#### Supplied information ####
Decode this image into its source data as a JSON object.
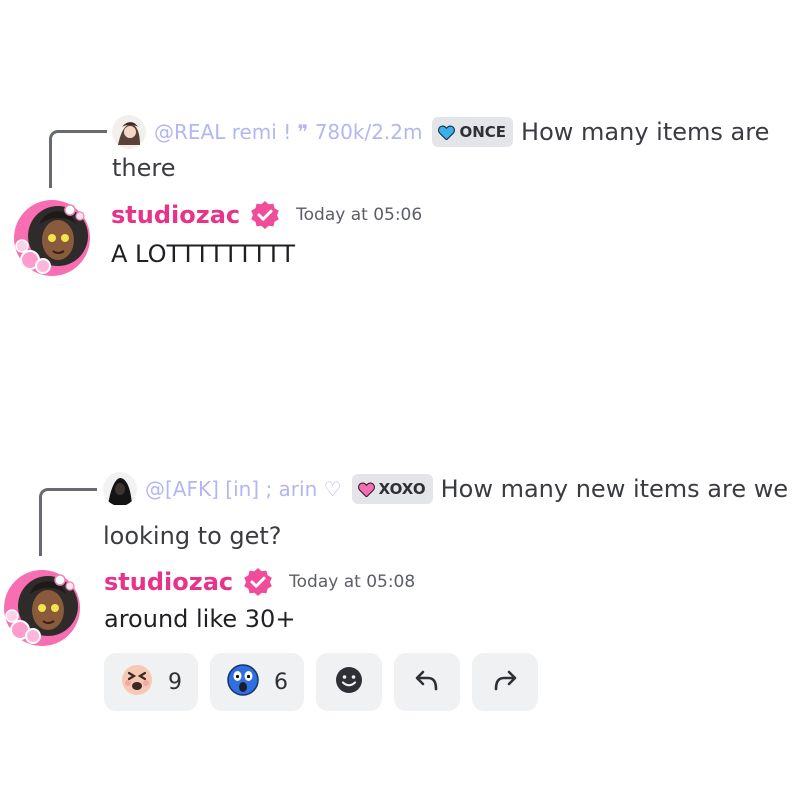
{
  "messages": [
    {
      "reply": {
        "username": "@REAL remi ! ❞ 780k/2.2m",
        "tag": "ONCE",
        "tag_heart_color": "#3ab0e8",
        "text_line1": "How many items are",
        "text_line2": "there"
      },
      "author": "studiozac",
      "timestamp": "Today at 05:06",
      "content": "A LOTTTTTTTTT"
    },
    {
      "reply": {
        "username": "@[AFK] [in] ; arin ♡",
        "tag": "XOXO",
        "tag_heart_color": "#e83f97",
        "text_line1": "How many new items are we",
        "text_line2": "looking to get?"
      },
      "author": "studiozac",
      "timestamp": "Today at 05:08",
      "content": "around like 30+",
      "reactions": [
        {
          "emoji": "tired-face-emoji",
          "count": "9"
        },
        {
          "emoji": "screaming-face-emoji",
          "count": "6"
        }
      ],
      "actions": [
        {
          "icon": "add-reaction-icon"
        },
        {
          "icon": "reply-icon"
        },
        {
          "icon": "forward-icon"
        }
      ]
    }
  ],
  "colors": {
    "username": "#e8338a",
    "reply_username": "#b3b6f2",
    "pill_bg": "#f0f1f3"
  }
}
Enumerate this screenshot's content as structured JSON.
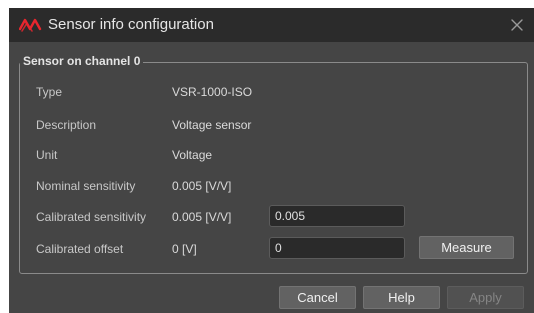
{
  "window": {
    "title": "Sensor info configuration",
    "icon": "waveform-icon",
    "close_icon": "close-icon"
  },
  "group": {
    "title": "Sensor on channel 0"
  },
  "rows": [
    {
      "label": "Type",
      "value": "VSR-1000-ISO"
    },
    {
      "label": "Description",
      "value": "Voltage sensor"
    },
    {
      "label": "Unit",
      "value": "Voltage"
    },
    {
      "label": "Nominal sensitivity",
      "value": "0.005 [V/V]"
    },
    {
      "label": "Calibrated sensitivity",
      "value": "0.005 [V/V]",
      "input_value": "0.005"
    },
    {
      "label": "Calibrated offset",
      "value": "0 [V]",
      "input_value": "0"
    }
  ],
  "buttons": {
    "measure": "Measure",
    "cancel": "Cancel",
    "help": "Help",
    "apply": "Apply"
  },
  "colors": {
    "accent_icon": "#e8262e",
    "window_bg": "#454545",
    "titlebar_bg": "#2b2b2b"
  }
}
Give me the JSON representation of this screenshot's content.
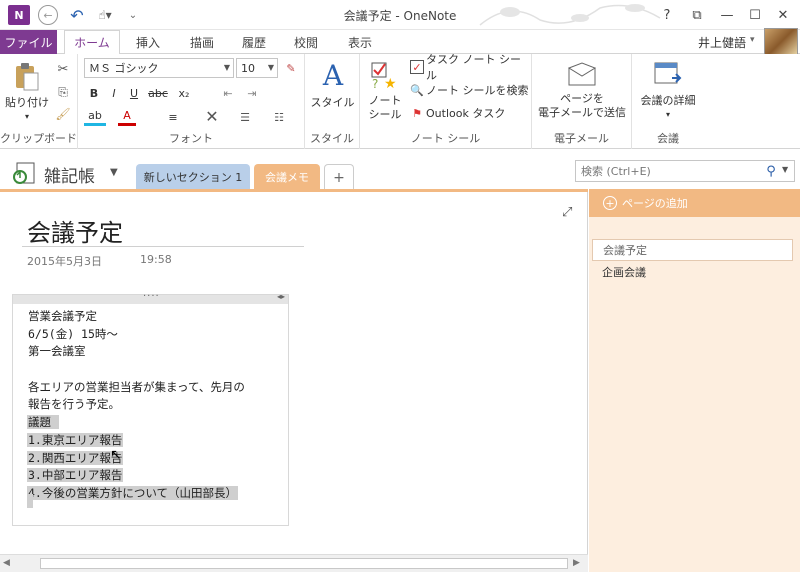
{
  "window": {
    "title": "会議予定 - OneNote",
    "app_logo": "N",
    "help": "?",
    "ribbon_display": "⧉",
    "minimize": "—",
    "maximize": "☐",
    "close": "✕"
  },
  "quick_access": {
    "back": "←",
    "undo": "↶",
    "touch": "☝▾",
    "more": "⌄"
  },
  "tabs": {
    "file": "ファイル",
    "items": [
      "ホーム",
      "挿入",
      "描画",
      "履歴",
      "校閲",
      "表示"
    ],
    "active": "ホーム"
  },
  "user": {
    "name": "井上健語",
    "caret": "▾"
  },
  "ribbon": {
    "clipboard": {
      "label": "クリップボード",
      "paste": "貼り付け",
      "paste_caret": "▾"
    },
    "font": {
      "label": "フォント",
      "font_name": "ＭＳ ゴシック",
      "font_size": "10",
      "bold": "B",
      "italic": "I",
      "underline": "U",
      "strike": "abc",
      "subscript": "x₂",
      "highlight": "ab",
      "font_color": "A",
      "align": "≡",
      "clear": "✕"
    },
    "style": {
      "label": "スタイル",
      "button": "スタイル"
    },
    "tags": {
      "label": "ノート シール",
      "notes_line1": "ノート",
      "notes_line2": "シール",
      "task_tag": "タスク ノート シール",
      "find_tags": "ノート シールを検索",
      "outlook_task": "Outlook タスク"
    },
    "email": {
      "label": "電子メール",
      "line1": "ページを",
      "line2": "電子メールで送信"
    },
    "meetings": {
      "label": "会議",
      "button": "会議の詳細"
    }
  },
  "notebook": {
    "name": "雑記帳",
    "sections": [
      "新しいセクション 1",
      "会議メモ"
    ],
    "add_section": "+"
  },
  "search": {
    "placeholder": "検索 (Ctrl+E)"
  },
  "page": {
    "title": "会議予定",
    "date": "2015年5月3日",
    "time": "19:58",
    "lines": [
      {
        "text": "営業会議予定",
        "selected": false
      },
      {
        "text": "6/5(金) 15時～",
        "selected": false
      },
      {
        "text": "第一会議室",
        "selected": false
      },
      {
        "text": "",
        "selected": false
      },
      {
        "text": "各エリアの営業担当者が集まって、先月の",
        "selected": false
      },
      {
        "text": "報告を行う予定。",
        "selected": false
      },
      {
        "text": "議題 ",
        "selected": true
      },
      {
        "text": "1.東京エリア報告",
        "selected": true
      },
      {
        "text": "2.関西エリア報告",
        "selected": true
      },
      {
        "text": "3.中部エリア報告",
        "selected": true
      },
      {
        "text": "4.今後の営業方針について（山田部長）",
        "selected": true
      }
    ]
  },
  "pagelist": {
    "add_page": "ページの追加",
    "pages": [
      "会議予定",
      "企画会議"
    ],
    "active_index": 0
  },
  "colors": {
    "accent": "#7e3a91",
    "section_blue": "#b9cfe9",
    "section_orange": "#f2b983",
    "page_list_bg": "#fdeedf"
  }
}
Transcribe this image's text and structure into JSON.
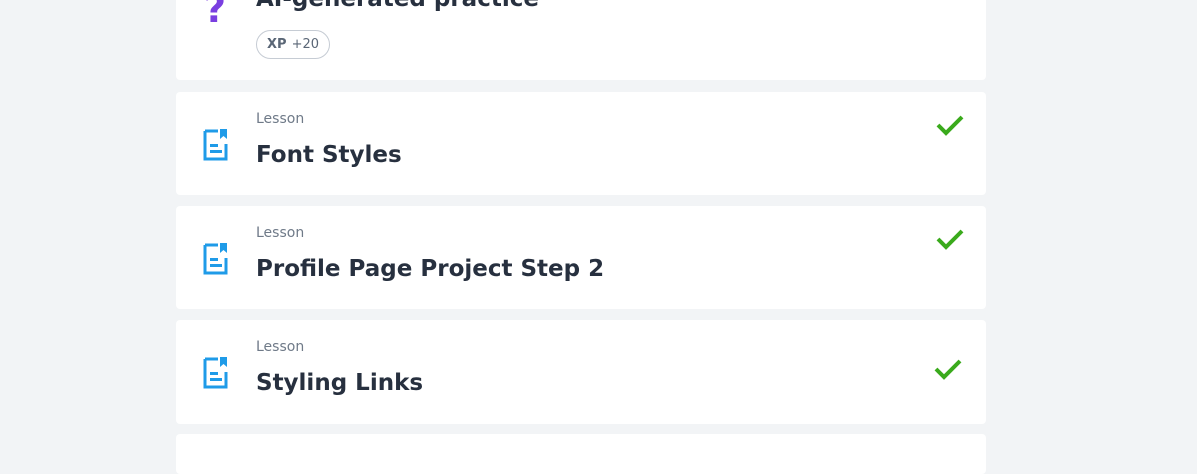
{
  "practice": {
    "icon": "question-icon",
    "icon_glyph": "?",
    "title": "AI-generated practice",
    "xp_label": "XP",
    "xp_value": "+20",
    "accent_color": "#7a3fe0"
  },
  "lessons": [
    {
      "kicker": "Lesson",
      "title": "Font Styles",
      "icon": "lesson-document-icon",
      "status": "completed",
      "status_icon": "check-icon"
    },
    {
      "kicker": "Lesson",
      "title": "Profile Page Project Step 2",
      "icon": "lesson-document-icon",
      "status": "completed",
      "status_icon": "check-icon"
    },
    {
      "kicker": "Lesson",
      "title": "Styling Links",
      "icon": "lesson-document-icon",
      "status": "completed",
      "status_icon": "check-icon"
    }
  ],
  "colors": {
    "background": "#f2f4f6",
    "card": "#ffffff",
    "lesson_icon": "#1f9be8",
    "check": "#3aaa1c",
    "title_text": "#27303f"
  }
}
####
Exercise instructions:
Keep the pictures out and write out the records exactly.

Solution:
Decode this image into its source data as a JSON object.
{
  "messages": [
    {
      "reply": {
        "username": "@REAL remi ! ❞ 780k/2.2m",
        "tag": "ONCE",
        "tag_heart_color": "#3ab0e8",
        "text_line1": "How many items are",
        "text_line2": "there"
      },
      "author": "studiozac",
      "timestamp": "Today at 05:06",
      "content": "A LOTTTTTTTTT"
    },
    {
      "reply": {
        "username": "@[AFK] [in] ; arin ♡",
        "tag": "XOXO",
        "tag_heart_color": "#e83f97",
        "text_line1": "How many new items are we",
        "text_line2": "looking to get?"
      },
      "author": "studiozac",
      "timestamp": "Today at 05:08",
      "content": "around like 30+",
      "reactions": [
        {
          "emoji": "tired-face-emoji",
          "count": "9"
        },
        {
          "emoji": "screaming-face-emoji",
          "count": "6"
        }
      ],
      "actions": [
        {
          "icon": "add-reaction-icon"
        },
        {
          "icon": "reply-icon"
        },
        {
          "icon": "forward-icon"
        }
      ]
    }
  ],
  "colors": {
    "username": "#e8338a",
    "reply_username": "#b3b6f2",
    "pill_bg": "#f0f1f3"
  }
}
Enumerate this screenshot's content as structured JSON.
{
  "window": {
    "title": "Sensor info configuration",
    "icon": "waveform-icon",
    "close_icon": "close-icon"
  },
  "group": {
    "title": "Sensor on channel 0"
  },
  "rows": [
    {
      "label": "Type",
      "value": "VSR-1000-ISO"
    },
    {
      "label": "Description",
      "value": "Voltage sensor"
    },
    {
      "label": "Unit",
      "value": "Voltage"
    },
    {
      "label": "Nominal sensitivity",
      "value": "0.005 [V/V]"
    },
    {
      "label": "Calibrated sensitivity",
      "value": "0.005 [V/V]",
      "input_value": "0.005"
    },
    {
      "label": "Calibrated offset",
      "value": "0 [V]",
      "input_value": "0"
    }
  ],
  "buttons": {
    "measure": "Measure",
    "cancel": "Cancel",
    "help": "Help",
    "apply": "Apply"
  },
  "colors": {
    "accent_icon": "#e8262e",
    "window_bg": "#454545",
    "titlebar_bg": "#2b2b2b"
  }
}
Give me the JSON representation of this screenshot's content.
{
  "window": {
    "title": "会議予定 - OneNote",
    "app_logo": "N",
    "help": "?",
    "ribbon_display": "⧉",
    "minimize": "—",
    "maximize": "☐",
    "close": "✕"
  },
  "quick_access": {
    "back": "←",
    "undo": "↶",
    "touch": "☝▾",
    "more": "⌄"
  },
  "tabs": {
    "file": "ファイル",
    "items": [
      "ホーム",
      "挿入",
      "描画",
      "履歴",
      "校閲",
      "表示"
    ],
    "active": "ホーム"
  },
  "user": {
    "name": "井上健語",
    "caret": "▾"
  },
  "ribbon": {
    "clipboard": {
      "label": "クリップボード",
      "paste": "貼り付け",
      "paste_caret": "▾"
    },
    "font": {
      "label": "フォント",
      "font_name": "ＭＳ ゴシック",
      "font_size": "10",
      "bold": "B",
      "italic": "I",
      "underline": "U",
      "strike": "abc",
      "subscript": "x₂",
      "highlight": "ab",
      "font_color": "A",
      "align": "≡",
      "clear": "✕"
    },
    "style": {
      "label": "スタイル",
      "button": "スタイル"
    },
    "tags": {
      "label": "ノート シール",
      "notes_line1": "ノート",
      "notes_line2": "シール",
      "task_tag": "タスク ノート シール",
      "find_tags": "ノート シールを検索",
      "outlook_task": "Outlook タスク"
    },
    "email": {
      "label": "電子メール",
      "line1": "ページを",
      "line2": "電子メールで送信"
    },
    "meetings": {
      "label": "会議",
      "button": "会議の詳細"
    }
  },
  "notebook": {
    "name": "雑記帳",
    "sections": [
      "新しいセクション 1",
      "会議メモ"
    ],
    "add_section": "+"
  },
  "search": {
    "placeholder": "検索 (Ctrl+E)"
  },
  "page": {
    "title": "会議予定",
    "date": "2015年5月3日",
    "time": "19:58",
    "lines": [
      {
        "text": "営業会議予定",
        "selected": false
      },
      {
        "text": "6/5(金) 15時～",
        "selected": false
      },
      {
        "text": "第一会議室",
        "selected": false
      },
      {
        "text": "",
        "selected": false
      },
      {
        "text": "各エリアの営業担当者が集まって、先月の",
        "selected": false
      },
      {
        "text": "報告を行う予定。",
        "selected": false
      },
      {
        "text": "議題 ",
        "selected": true
      },
      {
        "text": "1.東京エリア報告",
        "selected": true
      },
      {
        "text": "2.関西エリア報告",
        "selected": true
      },
      {
        "text": "3.中部エリア報告",
        "selected": true
      },
      {
        "text": "4.今後の営業方針について（山田部長）",
        "selected": true
      }
    ]
  },
  "pagelist": {
    "add_page": "ページの追加",
    "pages": [
      "会議予定",
      "企画会議"
    ],
    "active_index": 0
  },
  "colors": {
    "accent": "#7e3a91",
    "section_blue": "#b9cfe9",
    "section_orange": "#f2b983",
    "page_list_bg": "#fdeedf"
  }
}
Transcribe this image's text and structure into JSON.
{
  "practice": {
    "icon": "question-icon",
    "icon_glyph": "?",
    "title": "AI-generated practice",
    "xp_label": "XP",
    "xp_value": "+20",
    "accent_color": "#7a3fe0"
  },
  "lessons": [
    {
      "kicker": "Lesson",
      "title": "Font Styles",
      "icon": "lesson-document-icon",
      "status": "completed",
      "status_icon": "check-icon"
    },
    {
      "kicker": "Lesson",
      "title": "Profile Page Project Step 2",
      "icon": "lesson-document-icon",
      "status": "completed",
      "status_icon": "check-icon"
    },
    {
      "kicker": "Lesson",
      "title": "Styling Links",
      "icon": "lesson-document-icon",
      "status": "completed",
      "status_icon": "check-icon"
    }
  ],
  "colors": {
    "background": "#f2f4f6",
    "card": "#ffffff",
    "lesson_icon": "#1f9be8",
    "check": "#3aaa1c",
    "title_text": "#27303f"
  }
}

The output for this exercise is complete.